**Extracted entries**
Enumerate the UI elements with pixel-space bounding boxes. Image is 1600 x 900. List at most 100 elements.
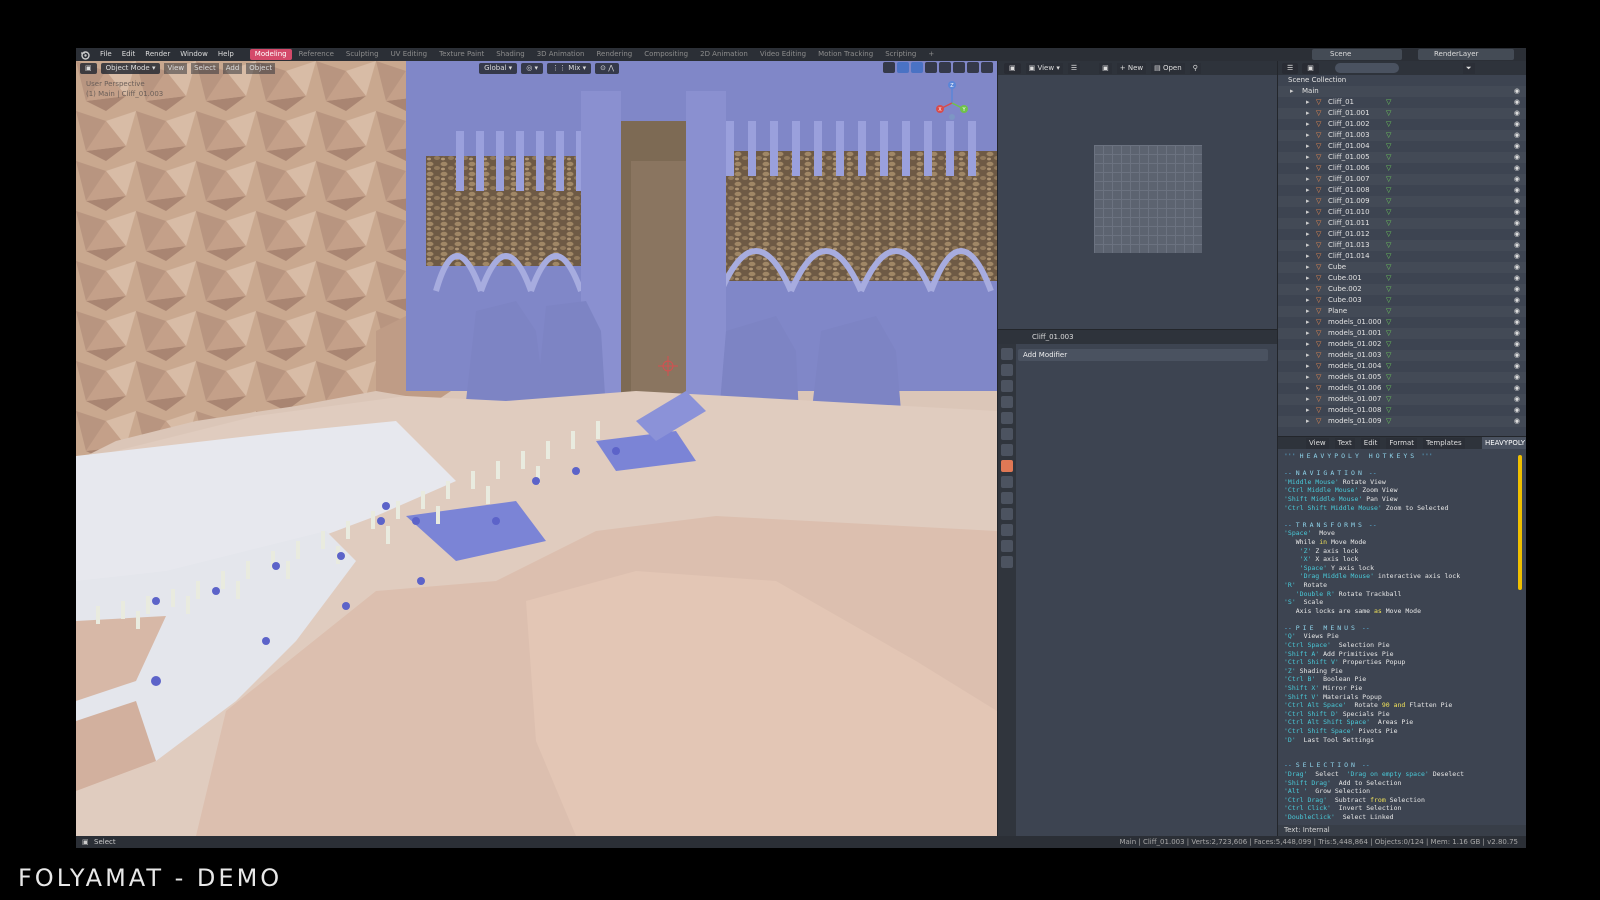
text-editor-content[interactable]: ''' HEAVYPOLY HOTKEYS ''' -- NAVIGATION -… (1284, 452, 1490, 822)
visibility-eye-icon[interactable]: ◉ (1514, 141, 1520, 152)
expand-arrow-icon[interactable]: ▸ (1306, 328, 1310, 339)
scene-tab-icon[interactable] (1001, 412, 1013, 424)
outliner-item[interactable]: ▸ ▽ Cliff_01.004 ▽ ◉ (1278, 141, 1526, 152)
render-tab-icon[interactable] (1001, 364, 1013, 376)
outliner-item[interactable]: ▸ ▽ Cliff_01.001 ▽ ◉ (1278, 108, 1526, 119)
text-scrollbar[interactable] (1518, 455, 1522, 590)
outliner-item[interactable]: ▸ ▽ models_01.004 ▽ ◉ (1278, 361, 1526, 372)
expand-arrow-icon[interactable]: ▸ (1306, 119, 1310, 130)
visibility-eye-icon[interactable]: ◉ (1514, 119, 1520, 130)
expand-arrow-icon[interactable]: ▸ (1306, 229, 1310, 240)
outliner-item[interactable]: ▸ ▽ Cliff_01.013 ▽ ◉ (1278, 240, 1526, 251)
visibility-eye-icon[interactable]: ◉ (1514, 328, 1520, 339)
visibility-eye-icon[interactable]: ◉ (1514, 372, 1520, 383)
mesh-data-icon[interactable]: ▽ (1386, 185, 1391, 196)
tab-modeling[interactable]: Modeling (249, 49, 292, 60)
mesh-data-icon[interactable]: ▽ (1386, 306, 1391, 317)
visibility-eye-icon[interactable]: ◉ (1514, 97, 1520, 108)
outliner-item[interactable]: ▸ ▽ models_01.002 ▽ ◉ (1278, 339, 1526, 350)
image-editor-type-button[interactable]: ▣ (1004, 62, 1021, 74)
visibility-eye-icon[interactable]: ◉ (1514, 207, 1520, 218)
visibility-eye-icon[interactable]: ◉ (1514, 339, 1520, 350)
menu-file[interactable]: File (96, 48, 116, 61)
outliner-item[interactable]: ▸ ▽ models_01.000 ▽ ◉ (1278, 317, 1526, 328)
visibility-icon[interactable] (883, 62, 895, 73)
mesh-data-icon[interactable]: ▽ (1386, 229, 1391, 240)
proportional-editing-button[interactable]: ⊙ ⋀ (595, 62, 620, 74)
expand-arrow-icon[interactable]: ▸ (1306, 262, 1310, 273)
tab-compositing[interactable]: Compositing (639, 49, 693, 60)
modifier-tab-icon[interactable] (1001, 460, 1013, 472)
outliner-item[interactable]: ▸ ▽ models_01.006 ▽ ◉ (1278, 383, 1526, 394)
new-image-button[interactable]: + New (1116, 62, 1147, 74)
expand-arrow-icon[interactable]: ▸ (1306, 372, 1310, 383)
visibility-eye-icon[interactable]: ◉ (1514, 240, 1520, 251)
outliner-item[interactable]: ▸ ▽ Cliff_01 ▽ ◉ (1278, 97, 1526, 108)
outliner-item[interactable]: ▸ ▽ models_01.005 ▽ ◉ (1278, 372, 1526, 383)
tab-3d-animation[interactable]: 3D Animation (532, 49, 590, 60)
mesh-data-icon[interactable]: ▽ (1386, 108, 1391, 119)
shading-material-icon[interactable] (967, 62, 979, 73)
outliner-item[interactable]: ▸ ▽ Cube.002 ▽ ◉ (1278, 284, 1526, 295)
mesh-data-icon[interactable]: ▽ (1386, 339, 1391, 350)
expand-arrow-icon[interactable]: ▸ (1306, 97, 1310, 108)
menu-window[interactable]: Window (176, 48, 212, 61)
visibility-eye-icon[interactable]: ◉ (1514, 284, 1520, 295)
world-tab-icon[interactable] (1001, 428, 1013, 440)
viewport-menu-add[interactable]: Add (222, 62, 243, 74)
text-menu-format[interactable]: Format (1386, 437, 1418, 449)
tool-tab-icon[interactable] (1001, 348, 1013, 360)
visibility-eye-icon[interactable]: ◉ (1514, 262, 1520, 273)
expand-arrow-icon[interactable]: ▸ (1306, 273, 1310, 284)
visibility-eye-icon[interactable]: ◉ (1514, 152, 1520, 163)
outliner-item[interactable]: ▸ ▽ Cliff_01.007 ▽ ◉ (1278, 174, 1526, 185)
viewport-menu-view[interactable]: View (164, 62, 188, 74)
outliner-item[interactable]: ▸ ▽ models_01.007 ▽ ◉ (1278, 394, 1526, 405)
visibility-eye-icon[interactable]: ◉ (1514, 317, 1520, 328)
expand-arrow-icon[interactable]: ▸ (1306, 240, 1310, 251)
data-tab-icon[interactable] (1001, 524, 1013, 536)
text-document-selector[interactable]: HEAVYPOLY (1482, 437, 1526, 449)
constraints-tab-icon[interactable] (1001, 508, 1013, 520)
expand-arrow-icon[interactable]: ▸ (1290, 86, 1294, 97)
physics-tab-icon[interactable] (1001, 492, 1013, 504)
transform-orientation-dropdown[interactable]: Global ▾ (479, 62, 518, 74)
mesh-data-icon[interactable]: ▽ (1386, 218, 1391, 229)
mesh-data-icon[interactable]: ▽ (1386, 196, 1391, 207)
expand-arrow-icon[interactable]: ▸ (1306, 317, 1310, 328)
text-editor[interactable]: View Text Edit Format Templates HEAVYPOL… (1277, 436, 1526, 836)
pin-icon[interactable]: ⚲ (1189, 62, 1201, 74)
mesh-data-icon[interactable]: ▽ (1386, 251, 1391, 262)
mesh-data-icon[interactable]: ▽ (1386, 317, 1391, 328)
outliner-collection-main[interactable]: ▸ Main ◉ (1278, 86, 1526, 97)
expand-arrow-icon[interactable]: ▸ (1306, 350, 1310, 361)
xray-icon[interactable] (925, 62, 937, 73)
outliner-item[interactable]: ▸ ▽ Cube ▽ ◉ (1278, 262, 1526, 273)
3d-viewport[interactable]: ▣ Object Mode ▾ View Select Add Object G… (76, 61, 997, 836)
view-layer-tab-icon[interactable] (1001, 396, 1013, 408)
expand-arrow-icon[interactable]: ▸ (1306, 218, 1310, 229)
expand-arrow-icon[interactable]: ▸ (1306, 185, 1310, 196)
object-tab-icon[interactable] (1001, 444, 1013, 456)
visibility-eye-icon[interactable]: ◉ (1514, 394, 1520, 405)
shading-rendered-icon[interactable] (981, 62, 993, 73)
text-menu-view[interactable]: View (1306, 437, 1329, 449)
visibility-eye-icon[interactable]: ◉ (1514, 295, 1520, 306)
outliner-item[interactable]: ▸ ▽ models_01.003 ▽ ◉ (1278, 350, 1526, 361)
outliner-item[interactable]: ▸ ▽ Cliff_01.012 ▽ ◉ (1278, 229, 1526, 240)
tab-uv-editing[interactable]: UV Editing (386, 49, 433, 60)
menu-help[interactable]: Help (214, 48, 238, 61)
mesh-data-icon[interactable]: ▽ (1386, 372, 1391, 383)
tab-reference[interactable]: Reference (294, 49, 339, 60)
overlay-toggle-icon[interactable] (911, 62, 923, 73)
visibility-eye-icon[interactable]: ◉ (1514, 273, 1520, 284)
output-tab-icon[interactable] (1001, 380, 1013, 392)
navigation-gizmo[interactable]: Z X Y (932, 79, 972, 123)
blender-logo-icon[interactable] (80, 50, 90, 60)
mesh-data-icon[interactable]: ▽ (1386, 295, 1391, 306)
outliner-scene-collection[interactable]: Scene Collection (1278, 75, 1526, 86)
expand-arrow-icon[interactable]: ▸ (1306, 394, 1310, 405)
outliner-type-button[interactable]: ☰ (1282, 62, 1299, 74)
viewport-menu-object[interactable]: Object (246, 62, 276, 74)
object-mode-dropdown[interactable]: Object Mode ▾ (100, 62, 161, 74)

**Set problem**
Replace "visibility-eye-icon" with "eye-toggle-icon" in the entries, starting with the line with "text-editor-content[interactable]: ''' HEAVYPOLY" and going on through the line with "scene-tab-icon[interactable] (1001, 412, 1013, 424)". Give only those lines, otherwise unchanged.

**Response to this exercise**
text-editor-content[interactable]: ''' HEAVYPOLY HOTKEYS ''' -- NAVIGATION -… (1284, 452, 1490, 822)
eye-toggle-icon[interactable]: ◉ (1514, 141, 1520, 152)
expand-arrow-icon[interactable]: ▸ (1306, 328, 1310, 339)
scene-tab-icon[interactable] (1001, 412, 1013, 424)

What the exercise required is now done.